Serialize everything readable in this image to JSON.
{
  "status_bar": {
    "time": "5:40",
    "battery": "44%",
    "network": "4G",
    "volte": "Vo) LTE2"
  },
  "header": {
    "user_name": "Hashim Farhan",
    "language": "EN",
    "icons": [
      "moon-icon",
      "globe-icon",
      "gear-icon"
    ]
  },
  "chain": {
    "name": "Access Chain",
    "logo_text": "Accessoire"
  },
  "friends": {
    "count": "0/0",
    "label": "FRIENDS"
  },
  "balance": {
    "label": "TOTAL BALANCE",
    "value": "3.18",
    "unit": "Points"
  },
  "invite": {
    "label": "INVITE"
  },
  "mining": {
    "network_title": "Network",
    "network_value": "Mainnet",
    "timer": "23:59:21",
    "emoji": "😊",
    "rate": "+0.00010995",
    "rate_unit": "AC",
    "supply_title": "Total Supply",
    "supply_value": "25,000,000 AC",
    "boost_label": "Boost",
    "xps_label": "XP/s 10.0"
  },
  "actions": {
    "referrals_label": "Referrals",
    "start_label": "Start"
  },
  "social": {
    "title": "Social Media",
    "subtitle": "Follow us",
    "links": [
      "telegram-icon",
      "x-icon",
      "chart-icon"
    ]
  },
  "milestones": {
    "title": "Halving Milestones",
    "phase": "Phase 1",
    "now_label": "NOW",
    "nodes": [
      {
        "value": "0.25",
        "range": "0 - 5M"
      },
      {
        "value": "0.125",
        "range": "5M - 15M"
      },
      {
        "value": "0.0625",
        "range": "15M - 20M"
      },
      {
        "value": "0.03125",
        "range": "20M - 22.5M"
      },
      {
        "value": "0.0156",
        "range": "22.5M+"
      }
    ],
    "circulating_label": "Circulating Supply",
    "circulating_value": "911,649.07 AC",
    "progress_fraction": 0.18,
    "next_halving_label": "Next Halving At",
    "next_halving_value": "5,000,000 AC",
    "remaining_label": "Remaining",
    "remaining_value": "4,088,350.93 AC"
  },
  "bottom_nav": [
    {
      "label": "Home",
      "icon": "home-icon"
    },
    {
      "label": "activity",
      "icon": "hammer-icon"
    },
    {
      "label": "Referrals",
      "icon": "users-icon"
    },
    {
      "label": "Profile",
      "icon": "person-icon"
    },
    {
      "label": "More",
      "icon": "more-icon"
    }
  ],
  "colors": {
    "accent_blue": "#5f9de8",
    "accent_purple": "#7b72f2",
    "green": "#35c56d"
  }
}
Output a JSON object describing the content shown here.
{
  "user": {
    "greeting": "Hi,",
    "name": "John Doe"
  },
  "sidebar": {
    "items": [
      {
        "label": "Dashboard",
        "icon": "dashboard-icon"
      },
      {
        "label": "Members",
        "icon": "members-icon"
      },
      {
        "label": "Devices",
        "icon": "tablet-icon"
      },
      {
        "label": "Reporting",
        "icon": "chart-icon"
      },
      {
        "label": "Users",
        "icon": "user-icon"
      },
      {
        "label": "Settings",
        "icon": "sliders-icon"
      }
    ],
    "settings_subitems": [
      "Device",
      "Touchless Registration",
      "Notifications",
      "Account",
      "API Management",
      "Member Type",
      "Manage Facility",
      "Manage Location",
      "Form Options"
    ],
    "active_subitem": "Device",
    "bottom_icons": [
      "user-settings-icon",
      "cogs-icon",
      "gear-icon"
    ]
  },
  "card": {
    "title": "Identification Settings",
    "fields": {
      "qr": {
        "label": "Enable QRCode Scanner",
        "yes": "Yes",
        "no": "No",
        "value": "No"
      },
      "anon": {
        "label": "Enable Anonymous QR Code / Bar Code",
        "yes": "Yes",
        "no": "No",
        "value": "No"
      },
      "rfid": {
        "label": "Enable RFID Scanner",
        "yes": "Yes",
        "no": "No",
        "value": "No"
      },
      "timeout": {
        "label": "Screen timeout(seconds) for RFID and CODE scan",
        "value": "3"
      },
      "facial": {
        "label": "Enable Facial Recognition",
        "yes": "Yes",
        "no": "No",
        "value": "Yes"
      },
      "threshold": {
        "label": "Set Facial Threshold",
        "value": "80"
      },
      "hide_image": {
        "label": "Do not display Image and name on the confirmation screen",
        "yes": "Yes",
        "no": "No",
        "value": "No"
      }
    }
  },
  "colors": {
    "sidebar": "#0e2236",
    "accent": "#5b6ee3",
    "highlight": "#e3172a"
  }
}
┄┄┄┄┄┄┄┄┄┄┄┄┄┄┄┄┄┄┄┄
Return the whole listing exactly.

## Full answer
Serialize everything readable in this image to JSON.
{
  "status_bar": {
    "time": "5:40",
    "battery": "44%",
    "network": "4G",
    "volte": "Vo) LTE2"
  },
  "header": {
    "user_name": "Hashim Farhan",
    "language": "EN",
    "icons": [
      "moon-icon",
      "globe-icon",
      "gear-icon"
    ]
  },
  "chain": {
    "name": "Access Chain",
    "logo_text": "Accessoire"
  },
  "friends": {
    "count": "0/0",
    "label": "FRIENDS"
  },
  "balance": {
    "label": "TOTAL BALANCE",
    "value": "3.18",
    "unit": "Points"
  },
  "invite": {
    "label": "INVITE"
  },
  "mining": {
    "network_title": "Network",
    "network_value": "Mainnet",
    "timer": "23:59:21",
    "emoji": "😊",
    "rate": "+0.00010995",
    "rate_unit": "AC",
    "supply_title": "Total Supply",
    "supply_value": "25,000,000 AC",
    "boost_label": "Boost",
    "xps_label": "XP/s 10.0"
  },
  "actions": {
    "referrals_label": "Referrals",
    "start_label": "Start"
  },
  "social": {
    "title": "Social Media",
    "subtitle": "Follow us",
    "links": [
      "telegram-icon",
      "x-icon",
      "chart-icon"
    ]
  },
  "milestones": {
    "title": "Halving Milestones",
    "phase": "Phase 1",
    "now_label": "NOW",
    "nodes": [
      {
        "value": "0.25",
        "range": "0 - 5M"
      },
      {
        "value": "0.125",
        "range": "5M - 15M"
      },
      {
        "value": "0.0625",
        "range": "15M - 20M"
      },
      {
        "value": "0.03125",
        "range": "20M - 22.5M"
      },
      {
        "value": "0.0156",
        "range": "22.5M+"
      }
    ],
    "circulating_label": "Circulating Supply",
    "circulating_value": "911,649.07 AC",
    "progress_fraction": 0.18,
    "next_halving_label": "Next Halving At",
    "next_halving_value": "5,000,000 AC",
    "remaining_label": "Remaining",
    "remaining_value": "4,088,350.93 AC"
  },
  "bottom_nav": [
    {
      "label": "Home",
      "icon": "home-icon"
    },
    {
      "label": "activity",
      "icon": "hammer-icon"
    },
    {
      "label": "Referrals",
      "icon": "users-icon"
    },
    {
      "label": "Profile",
      "icon": "person-icon"
    },
    {
      "label": "More",
      "icon": "more-icon"
    }
  ],
  "colors": {
    "accent_blue": "#5f9de8",
    "accent_purple": "#7b72f2",
    "green": "#35c56d"
  }
}
Output a JSON object describing the content shown here.
{
  "user": {
    "greeting": "Hi,",
    "name": "John Doe"
  },
  "sidebar": {
    "items": [
      {
        "label": "Dashboard",
        "icon": "dashboard-icon"
      },
      {
        "label": "Members",
        "icon": "members-icon"
      },
      {
        "label": "Devices",
        "icon": "tablet-icon"
      },
      {
        "label": "Reporting",
        "icon": "chart-icon"
      },
      {
        "label": "Users",
        "icon": "user-icon"
      },
      {
        "label": "Settings",
        "icon": "sliders-icon"
      }
    ],
    "settings_subitems": [
      "Device",
      "Touchless Registration",
      "Notifications",
      "Account",
      "API Management",
      "Member Type",
      "Manage Facility",
      "Manage Location",
      "Form Options"
    ],
    "active_subitem": "Device",
    "bottom_icons": [
      "user-settings-icon",
      "cogs-icon",
      "gear-icon"
    ]
  },
  "card": {
    "title": "Identification Settings",
    "fields": {
      "qr": {
        "label": "Enable QRCode Scanner",
        "yes": "Yes",
        "no": "No",
        "value": "No"
      },
      "anon": {
        "label": "Enable Anonymous QR Code / Bar Code",
        "yes": "Yes",
        "no": "No",
        "value": "No"
      },
      "rfid": {
        "label": "Enable RFID Scanner",
        "yes": "Yes",
        "no": "No",
        "value": "No"
      },
      "timeout": {
        "label": "Screen timeout(seconds) for RFID and CODE scan",
        "value": "3"
      },
      "facial": {
        "label": "Enable Facial Recognition",
        "yes": "Yes",
        "no": "No",
        "value": "Yes"
      },
      "threshold": {
        "label": "Set Facial Threshold",
        "value": "80"
      },
      "hide_image": {
        "label": "Do not display Image and name on the confirmation screen",
        "yes": "Yes",
        "no": "No",
        "value": "No"
      }
    }
  },
  "colors": {
    "sidebar": "#0e2236",
    "accent": "#5b6ee3",
    "highlight": "#e3172a"
  }
}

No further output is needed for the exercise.